[START]

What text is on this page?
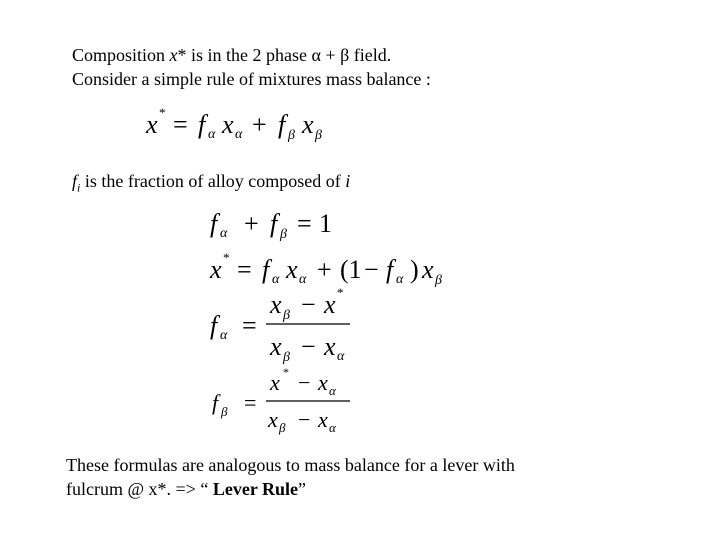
Composition x* is in the 2 phase α + β field.
Consider a simple rule of mixtures mass balance :
x * = f α x α + f β x β
$f_i$ is the fraction of alloy composed of i
f α + f β = 1
x * = f α x α + (1 − f α ) x β
f α =
x β − x *
x β − x α
f β =
x * − x α
x β − x α
These formulas are analogous to mass balance for a lever with
fulcrum @ x*. => “ Lever Rule”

[END]

Challenge>
Extract the full listing exactly, with the pictures left out.

Solution for this task>
What text is on this page?
Composition x* is in the 2 phase α + β field.
Consider a simple rule of mixtures mass balance :
x * = f α x α + f β x β
$f_i$ is the fraction of alloy composed of i
f α + f β = 1
x * = f α x α + (1 − f α ) x β
f α =
x β − x *
x β − x α
f β =
x * − x α
x β − x α
These formulas are analogous to mass balance for a lever with
fulcrum @ x*. => “ Lever Rule”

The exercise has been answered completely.